### Task prompt
Make an exact copy of all the material below, apart from the pictures.
* start Data for this task *
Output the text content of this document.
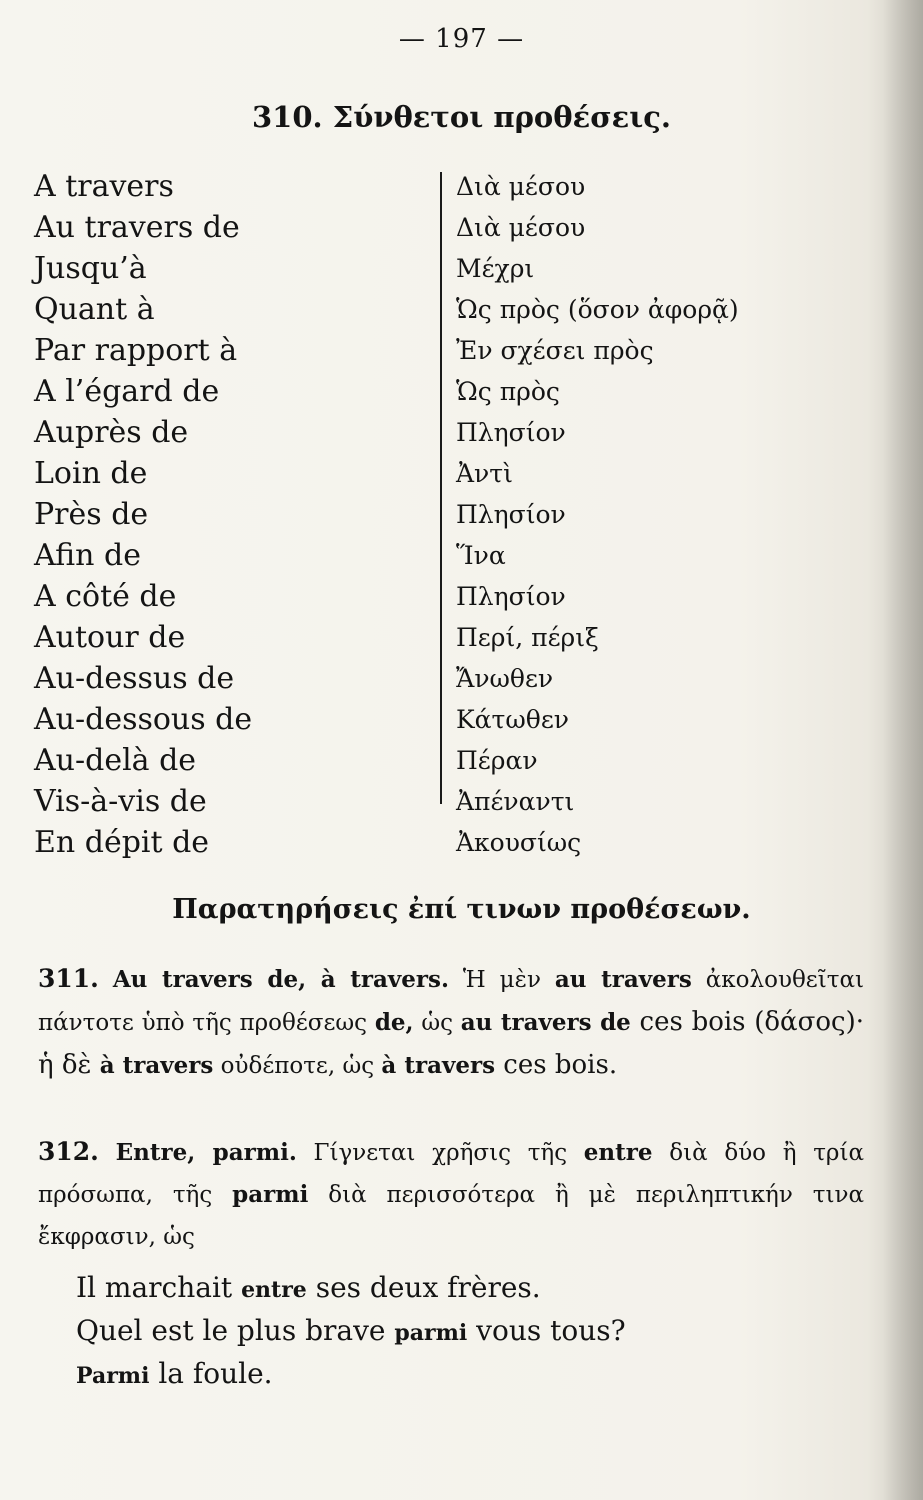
— 197 —
310. Σύνθετοι προθέσεις.
A travers
Au travers de
Jusqu’à
Quant à
Par rapport à
A l’égard de
Auprès de
Loin de
Près de
Afin de
A côté de
Autour de
Au-dessus de
Au-dessous de
Au-delà de
Vis-à-vis de
En dépit de
Διὰ μέσου
Διὰ μέσου
Μέχρι
Ὡς πρὸς (ὅσον ἀφορᾷ)
Ἐν σχέσει πρὸς
Ὡς πρὸς
Πλησίον
Ἀντὶ
Πλησίον
Ἵνα
Πλησίον
Περί, πέριξ
Ἄνωθεν
Κάτωθεν
Πέραν
Ἀπέναντι
Ἀκουσίως
Παρατηρήσεις ἐπί τινων προθέσεων.
311. Au travers de, à travers. Ἡ μὲν au travers ἀκολουθεῖται πάντοτε ὑπὸ τῆς προθέσεως de, ὡς au travers de ces bois (δάσος)· ἡ δὲ à travers οὐδέποτε, ὡς à travers ces bois.
312. Entre, parmi. Γίγνεται χρῆσις τῆς entre διὰ δύο ἢ τρία πρόσωπα, τῆς parmi διὰ περισσότερα ἢ μὲ περιληπτικήν τινα ἔκφρασιν, ὡς
Il marchait entre ses deux frères.
Quel est le plus brave parmi vous tous?
Parmi la foule.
* end Data for this task *
### Response to this exercise
Output the text content of this document.
— 197 —
310. Σύνθετοι προθέσεις.
A travers
Au travers de
Jusqu’à
Quant à
Par rapport à
A l’égard de
Auprès de
Loin de
Près de
Afin de
A côté de
Autour de
Au-dessus de
Au-dessous de
Au-delà de
Vis-à-vis de
En dépit de
Διὰ μέσου
Διὰ μέσου
Μέχρι
Ὡς πρὸς (ὅσον ἀφορᾷ)
Ἐν σχέσει πρὸς
Ὡς πρὸς
Πλησίον
Ἀντὶ
Πλησίον
Ἵνα
Πλησίον
Περί, πέριξ
Ἄνωθεν
Κάτωθεν
Πέραν
Ἀπέναντι
Ἀκουσίως
Παρατηρήσεις ἐπί τινων προθέσεων.
311. Au travers de, à travers. Ἡ μὲν au travers ἀκολουθεῖται πάντοτε ὑπὸ τῆς προθέσεως de, ὡς au travers de ces bois (δάσος)· ἡ δὲ à travers οὐδέποτε, ὡς à travers ces bois.
312. Entre, parmi. Γίγνεται χρῆσις τῆς entre διὰ δύο ἢ τρία πρόσωπα, τῆς parmi διὰ περισσότερα ἢ μὲ περιληπτικήν τινα ἔκφρασιν, ὡς
Il marchait entre ses deux frères.
Quel est le plus brave parmi vous tous?
Parmi la foule.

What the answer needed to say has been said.